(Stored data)
******
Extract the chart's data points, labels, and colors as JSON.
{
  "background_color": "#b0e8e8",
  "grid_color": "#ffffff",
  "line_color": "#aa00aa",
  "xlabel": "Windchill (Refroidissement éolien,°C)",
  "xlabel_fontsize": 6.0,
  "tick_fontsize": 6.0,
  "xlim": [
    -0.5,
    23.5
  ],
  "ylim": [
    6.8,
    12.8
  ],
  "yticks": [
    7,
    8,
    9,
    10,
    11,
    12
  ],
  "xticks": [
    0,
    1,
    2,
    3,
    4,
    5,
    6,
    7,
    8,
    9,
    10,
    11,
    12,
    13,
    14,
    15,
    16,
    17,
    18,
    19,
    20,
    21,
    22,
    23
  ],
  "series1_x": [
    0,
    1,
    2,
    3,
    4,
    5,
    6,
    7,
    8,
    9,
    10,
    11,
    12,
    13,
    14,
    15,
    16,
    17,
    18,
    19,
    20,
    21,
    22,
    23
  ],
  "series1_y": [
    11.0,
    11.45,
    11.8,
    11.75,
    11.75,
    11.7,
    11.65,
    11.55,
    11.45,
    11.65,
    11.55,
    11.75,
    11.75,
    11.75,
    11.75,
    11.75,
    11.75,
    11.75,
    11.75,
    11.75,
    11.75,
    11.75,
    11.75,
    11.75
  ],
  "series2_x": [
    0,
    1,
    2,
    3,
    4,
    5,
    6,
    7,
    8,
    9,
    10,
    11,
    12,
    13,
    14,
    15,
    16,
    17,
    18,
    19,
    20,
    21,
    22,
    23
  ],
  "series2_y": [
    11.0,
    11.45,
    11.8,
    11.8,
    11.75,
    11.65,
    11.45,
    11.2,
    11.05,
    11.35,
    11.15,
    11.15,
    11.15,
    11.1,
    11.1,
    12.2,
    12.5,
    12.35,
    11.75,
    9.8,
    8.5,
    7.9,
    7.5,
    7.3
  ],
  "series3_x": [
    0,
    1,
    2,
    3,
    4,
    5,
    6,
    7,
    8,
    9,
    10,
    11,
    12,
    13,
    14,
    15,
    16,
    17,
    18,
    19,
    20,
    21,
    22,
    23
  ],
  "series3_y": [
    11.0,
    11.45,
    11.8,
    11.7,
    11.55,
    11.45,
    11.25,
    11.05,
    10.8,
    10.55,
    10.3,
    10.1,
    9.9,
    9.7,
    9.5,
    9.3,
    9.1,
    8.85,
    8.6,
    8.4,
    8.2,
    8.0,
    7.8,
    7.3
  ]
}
******
### Your instructions
Restate the data above word for word, please.

### Answer for this exercise
Extract the chart's data points, labels, and colors as JSON.
{
  "background_color": "#b0e8e8",
  "grid_color": "#ffffff",
  "line_color": "#aa00aa",
  "xlabel": "Windchill (Refroidissement éolien,°C)",
  "xlabel_fontsize": 6.0,
  "tick_fontsize": 6.0,
  "xlim": [
    -0.5,
    23.5
  ],
  "ylim": [
    6.8,
    12.8
  ],
  "yticks": [
    7,
    8,
    9,
    10,
    11,
    12
  ],
  "xticks": [
    0,
    1,
    2,
    3,
    4,
    5,
    6,
    7,
    8,
    9,
    10,
    11,
    12,
    13,
    14,
    15,
    16,
    17,
    18,
    19,
    20,
    21,
    22,
    23
  ],
  "series1_x": [
    0,
    1,
    2,
    3,
    4,
    5,
    6,
    7,
    8,
    9,
    10,
    11,
    12,
    13,
    14,
    15,
    16,
    17,
    18,
    19,
    20,
    21,
    22,
    23
  ],
  "series1_y": [
    11.0,
    11.45,
    11.8,
    11.75,
    11.75,
    11.7,
    11.65,
    11.55,
    11.45,
    11.65,
    11.55,
    11.75,
    11.75,
    11.75,
    11.75,
    11.75,
    11.75,
    11.75,
    11.75,
    11.75,
    11.75,
    11.75,
    11.75,
    11.75
  ],
  "series2_x": [
    0,
    1,
    2,
    3,
    4,
    5,
    6,
    7,
    8,
    9,
    10,
    11,
    12,
    13,
    14,
    15,
    16,
    17,
    18,
    19,
    20,
    21,
    22,
    23
  ],
  "series2_y": [
    11.0,
    11.45,
    11.8,
    11.8,
    11.75,
    11.65,
    11.45,
    11.2,
    11.05,
    11.35,
    11.15,
    11.15,
    11.15,
    11.1,
    11.1,
    12.2,
    12.5,
    12.35,
    11.75,
    9.8,
    8.5,
    7.9,
    7.5,
    7.3
  ],
  "series3_x": [
    0,
    1,
    2,
    3,
    4,
    5,
    6,
    7,
    8,
    9,
    10,
    11,
    12,
    13,
    14,
    15,
    16,
    17,
    18,
    19,
    20,
    21,
    22,
    23
  ],
  "series3_y": [
    11.0,
    11.45,
    11.8,
    11.7,
    11.55,
    11.45,
    11.25,
    11.05,
    10.8,
    10.55,
    10.3,
    10.1,
    9.9,
    9.7,
    9.5,
    9.3,
    9.1,
    8.85,
    8.6,
    8.4,
    8.2,
    8.0,
    7.8,
    7.3
  ]
}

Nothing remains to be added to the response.